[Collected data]
######

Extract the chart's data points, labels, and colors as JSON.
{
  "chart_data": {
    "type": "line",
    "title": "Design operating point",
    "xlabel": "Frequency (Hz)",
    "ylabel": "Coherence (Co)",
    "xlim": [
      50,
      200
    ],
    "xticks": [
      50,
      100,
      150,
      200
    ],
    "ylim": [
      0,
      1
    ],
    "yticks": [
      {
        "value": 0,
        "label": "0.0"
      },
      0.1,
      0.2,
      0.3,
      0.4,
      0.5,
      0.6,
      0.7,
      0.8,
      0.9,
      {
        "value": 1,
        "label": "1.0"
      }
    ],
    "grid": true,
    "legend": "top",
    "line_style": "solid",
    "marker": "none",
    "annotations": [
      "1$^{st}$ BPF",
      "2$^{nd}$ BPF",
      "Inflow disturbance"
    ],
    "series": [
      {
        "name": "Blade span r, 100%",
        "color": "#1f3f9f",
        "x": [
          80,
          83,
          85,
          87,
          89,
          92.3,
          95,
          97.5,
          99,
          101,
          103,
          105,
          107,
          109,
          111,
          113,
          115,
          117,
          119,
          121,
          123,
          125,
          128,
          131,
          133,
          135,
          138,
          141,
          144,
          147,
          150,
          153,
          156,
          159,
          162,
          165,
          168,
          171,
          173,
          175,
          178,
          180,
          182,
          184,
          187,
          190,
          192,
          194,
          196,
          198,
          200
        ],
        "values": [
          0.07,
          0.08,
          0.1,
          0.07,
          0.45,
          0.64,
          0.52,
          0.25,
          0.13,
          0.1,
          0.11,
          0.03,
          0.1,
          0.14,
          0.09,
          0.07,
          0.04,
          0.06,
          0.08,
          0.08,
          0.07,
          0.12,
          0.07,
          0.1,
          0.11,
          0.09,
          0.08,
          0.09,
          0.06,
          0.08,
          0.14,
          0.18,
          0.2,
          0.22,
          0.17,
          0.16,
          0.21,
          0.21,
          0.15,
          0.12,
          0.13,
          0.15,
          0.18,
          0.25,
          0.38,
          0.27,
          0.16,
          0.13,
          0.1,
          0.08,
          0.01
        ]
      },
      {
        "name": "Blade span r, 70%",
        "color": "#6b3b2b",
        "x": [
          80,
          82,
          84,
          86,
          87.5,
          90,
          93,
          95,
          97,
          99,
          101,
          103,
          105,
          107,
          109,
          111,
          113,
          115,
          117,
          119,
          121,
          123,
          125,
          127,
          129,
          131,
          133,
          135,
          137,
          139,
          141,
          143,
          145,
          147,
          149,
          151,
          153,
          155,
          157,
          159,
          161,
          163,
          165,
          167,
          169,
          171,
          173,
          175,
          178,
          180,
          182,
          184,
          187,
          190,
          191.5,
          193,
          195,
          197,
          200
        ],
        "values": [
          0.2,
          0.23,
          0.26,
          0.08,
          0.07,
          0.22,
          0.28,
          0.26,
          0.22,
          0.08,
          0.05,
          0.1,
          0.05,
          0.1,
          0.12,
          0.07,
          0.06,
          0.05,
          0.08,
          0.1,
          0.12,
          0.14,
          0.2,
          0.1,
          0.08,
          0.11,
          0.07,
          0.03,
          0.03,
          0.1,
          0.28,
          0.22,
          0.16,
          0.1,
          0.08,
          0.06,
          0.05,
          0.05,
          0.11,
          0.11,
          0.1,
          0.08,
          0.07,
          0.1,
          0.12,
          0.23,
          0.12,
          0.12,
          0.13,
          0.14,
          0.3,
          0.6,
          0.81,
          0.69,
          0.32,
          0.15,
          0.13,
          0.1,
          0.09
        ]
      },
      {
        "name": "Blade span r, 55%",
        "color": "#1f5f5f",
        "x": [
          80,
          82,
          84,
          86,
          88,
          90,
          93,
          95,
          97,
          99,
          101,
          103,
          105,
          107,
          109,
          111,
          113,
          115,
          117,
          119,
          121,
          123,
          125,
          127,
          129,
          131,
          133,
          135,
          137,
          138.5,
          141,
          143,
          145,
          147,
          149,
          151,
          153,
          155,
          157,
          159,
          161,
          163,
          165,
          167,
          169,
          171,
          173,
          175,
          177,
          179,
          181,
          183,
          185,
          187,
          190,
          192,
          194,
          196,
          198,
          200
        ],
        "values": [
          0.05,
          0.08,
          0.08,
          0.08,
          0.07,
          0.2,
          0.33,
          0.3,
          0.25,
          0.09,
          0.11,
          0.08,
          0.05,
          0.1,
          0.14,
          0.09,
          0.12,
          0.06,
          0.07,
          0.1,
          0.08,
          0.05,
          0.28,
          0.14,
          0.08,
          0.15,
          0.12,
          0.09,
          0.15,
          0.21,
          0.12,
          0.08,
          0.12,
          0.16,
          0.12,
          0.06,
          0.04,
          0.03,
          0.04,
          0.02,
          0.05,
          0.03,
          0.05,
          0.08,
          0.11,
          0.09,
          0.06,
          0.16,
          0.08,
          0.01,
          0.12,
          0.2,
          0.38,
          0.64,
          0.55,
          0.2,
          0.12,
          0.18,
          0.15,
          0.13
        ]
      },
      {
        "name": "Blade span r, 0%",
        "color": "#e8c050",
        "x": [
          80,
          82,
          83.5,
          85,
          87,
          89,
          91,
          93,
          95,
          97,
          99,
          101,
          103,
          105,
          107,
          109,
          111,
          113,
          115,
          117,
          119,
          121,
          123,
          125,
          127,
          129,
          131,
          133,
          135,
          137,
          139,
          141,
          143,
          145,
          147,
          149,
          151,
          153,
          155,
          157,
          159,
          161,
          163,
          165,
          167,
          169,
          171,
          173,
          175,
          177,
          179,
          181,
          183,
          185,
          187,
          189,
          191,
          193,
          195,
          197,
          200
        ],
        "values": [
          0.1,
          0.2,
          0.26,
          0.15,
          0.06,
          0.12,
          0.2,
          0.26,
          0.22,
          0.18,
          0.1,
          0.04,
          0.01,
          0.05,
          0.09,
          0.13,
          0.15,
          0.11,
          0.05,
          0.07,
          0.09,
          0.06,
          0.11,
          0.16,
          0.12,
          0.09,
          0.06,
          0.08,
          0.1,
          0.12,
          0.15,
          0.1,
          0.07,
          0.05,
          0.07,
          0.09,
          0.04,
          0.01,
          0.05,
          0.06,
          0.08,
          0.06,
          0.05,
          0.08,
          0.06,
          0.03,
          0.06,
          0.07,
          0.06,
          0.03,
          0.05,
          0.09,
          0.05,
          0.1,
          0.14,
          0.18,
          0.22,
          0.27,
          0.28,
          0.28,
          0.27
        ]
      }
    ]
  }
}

######

__Short problem__:
Reproduce the material exactly, with every line intact.

__Answer to this problem__:
Extract the chart's data points, labels, and colors as JSON.
{
  "chart_data": {
    "type": "line",
    "title": "Design operating point",
    "xlabel": "Frequency (Hz)",
    "ylabel": "Coherence (Co)",
    "xlim": [
      50,
      200
    ],
    "xticks": [
      50,
      100,
      150,
      200
    ],
    "ylim": [
      0,
      1
    ],
    "yticks": [
      {
        "value": 0,
        "label": "0.0"
      },
      0.1,
      0.2,
      0.3,
      0.4,
      0.5,
      0.6,
      0.7,
      0.8,
      0.9,
      {
        "value": 1,
        "label": "1.0"
      }
    ],
    "grid": true,
    "legend": "top",
    "line_style": "solid",
    "marker": "none",
    "annotations": [
      "1$^{st}$ BPF",
      "2$^{nd}$ BPF",
      "Inflow disturbance"
    ],
    "series": [
      {
        "name": "Blade span r, 100%",
        "color": "#1f3f9f",
        "x": [
          80,
          83,
          85,
          87,
          89,
          92.3,
          95,
          97.5,
          99,
          101,
          103,
          105,
          107,
          109,
          111,
          113,
          115,
          117,
          119,
          121,
          123,
          125,
          128,
          131,
          133,
          135,
          138,
          141,
          144,
          147,
          150,
          153,
          156,
          159,
          162,
          165,
          168,
          171,
          173,
          175,
          178,
          180,
          182,
          184,
          187,
          190,
          192,
          194,
          196,
          198,
          200
        ],
        "values": [
          0.07,
          0.08,
          0.1,
          0.07,
          0.45,
          0.64,
          0.52,
          0.25,
          0.13,
          0.1,
          0.11,
          0.03,
          0.1,
          0.14,
          0.09,
          0.07,
          0.04,
          0.06,
          0.08,
          0.08,
          0.07,
          0.12,
          0.07,
          0.1,
          0.11,
          0.09,
          0.08,
          0.09,
          0.06,
          0.08,
          0.14,
          0.18,
          0.2,
          0.22,
          0.17,
          0.16,
          0.21,
          0.21,
          0.15,
          0.12,
          0.13,
          0.15,
          0.18,
          0.25,
          0.38,
          0.27,
          0.16,
          0.13,
          0.1,
          0.08,
          0.01
        ]
      },
      {
        "name": "Blade span r, 70%",
        "color": "#6b3b2b",
        "x": [
          80,
          82,
          84,
          86,
          87.5,
          90,
          93,
          95,
          97,
          99,
          101,
          103,
          105,
          107,
          109,
          111,
          113,
          115,
          117,
          119,
          121,
          123,
          125,
          127,
          129,
          131,
          133,
          135,
          137,
          139,
          141,
          143,
          145,
          147,
          149,
          151,
          153,
          155,
          157,
          159,
          161,
          163,
          165,
          167,
          169,
          171,
          173,
          175,
          178,
          180,
          182,
          184,
          187,
          190,
          191.5,
          193,
          195,
          197,
          200
        ],
        "values": [
          0.2,
          0.23,
          0.26,
          0.08,
          0.07,
          0.22,
          0.28,
          0.26,
          0.22,
          0.08,
          0.05,
          0.1,
          0.05,
          0.1,
          0.12,
          0.07,
          0.06,
          0.05,
          0.08,
          0.1,
          0.12,
          0.14,
          0.2,
          0.1,
          0.08,
          0.11,
          0.07,
          0.03,
          0.03,
          0.1,
          0.28,
          0.22,
          0.16,
          0.1,
          0.08,
          0.06,
          0.05,
          0.05,
          0.11,
          0.11,
          0.1,
          0.08,
          0.07,
          0.1,
          0.12,
          0.23,
          0.12,
          0.12,
          0.13,
          0.14,
          0.3,
          0.6,
          0.81,
          0.69,
          0.32,
          0.15,
          0.13,
          0.1,
          0.09
        ]
      },
      {
        "name": "Blade span r, 55%",
        "color": "#1f5f5f",
        "x": [
          80,
          82,
          84,
          86,
          88,
          90,
          93,
          95,
          97,
          99,
          101,
          103,
          105,
          107,
          109,
          111,
          113,
          115,
          117,
          119,
          121,
          123,
          125,
          127,
          129,
          131,
          133,
          135,
          137,
          138.5,
          141,
          143,
          145,
          147,
          149,
          151,
          153,
          155,
          157,
          159,
          161,
          163,
          165,
          167,
          169,
          171,
          173,
          175,
          177,
          179,
          181,
          183,
          185,
          187,
          190,
          192,
          194,
          196,
          198,
          200
        ],
        "values": [
          0.05,
          0.08,
          0.08,
          0.08,
          0.07,
          0.2,
          0.33,
          0.3,
          0.25,
          0.09,
          0.11,
          0.08,
          0.05,
          0.1,
          0.14,
          0.09,
          0.12,
          0.06,
          0.07,
          0.1,
          0.08,
          0.05,
          0.28,
          0.14,
          0.08,
          0.15,
          0.12,
          0.09,
          0.15,
          0.21,
          0.12,
          0.08,
          0.12,
          0.16,
          0.12,
          0.06,
          0.04,
          0.03,
          0.04,
          0.02,
          0.05,
          0.03,
          0.05,
          0.08,
          0.11,
          0.09,
          0.06,
          0.16,
          0.08,
          0.01,
          0.12,
          0.2,
          0.38,
          0.64,
          0.55,
          0.2,
          0.12,
          0.18,
          0.15,
          0.13
        ]
      },
      {
        "name": "Blade span r, 0%",
        "color": "#e8c050",
        "x": [
          80,
          82,
          83.5,
          85,
          87,
          89,
          91,
          93,
          95,
          97,
          99,
          101,
          103,
          105,
          107,
          109,
          111,
          113,
          115,
          117,
          119,
          121,
          123,
          125,
          127,
          129,
          131,
          133,
          135,
          137,
          139,
          141,
          143,
          145,
          147,
          149,
          151,
          153,
          155,
          157,
          159,
          161,
          163,
          165,
          167,
          169,
          171,
          173,
          175,
          177,
          179,
          181,
          183,
          185,
          187,
          189,
          191,
          193,
          195,
          197,
          200
        ],
        "values": [
          0.1,
          0.2,
          0.26,
          0.15,
          0.06,
          0.12,
          0.2,
          0.26,
          0.22,
          0.18,
          0.1,
          0.04,
          0.01,
          0.05,
          0.09,
          0.13,
          0.15,
          0.11,
          0.05,
          0.07,
          0.09,
          0.06,
          0.11,
          0.16,
          0.12,
          0.09,
          0.06,
          0.08,
          0.1,
          0.12,
          0.15,
          0.1,
          0.07,
          0.05,
          0.07,
          0.09,
          0.04,
          0.01,
          0.05,
          0.06,
          0.08,
          0.06,
          0.05,
          0.08,
          0.06,
          0.03,
          0.06,
          0.07,
          0.06,
          0.03,
          0.05,
          0.09,
          0.05,
          0.1,
          0.14,
          0.18,
          0.22,
          0.27,
          0.28,
          0.28,
          0.27
        ]
      }
    ]
  }
}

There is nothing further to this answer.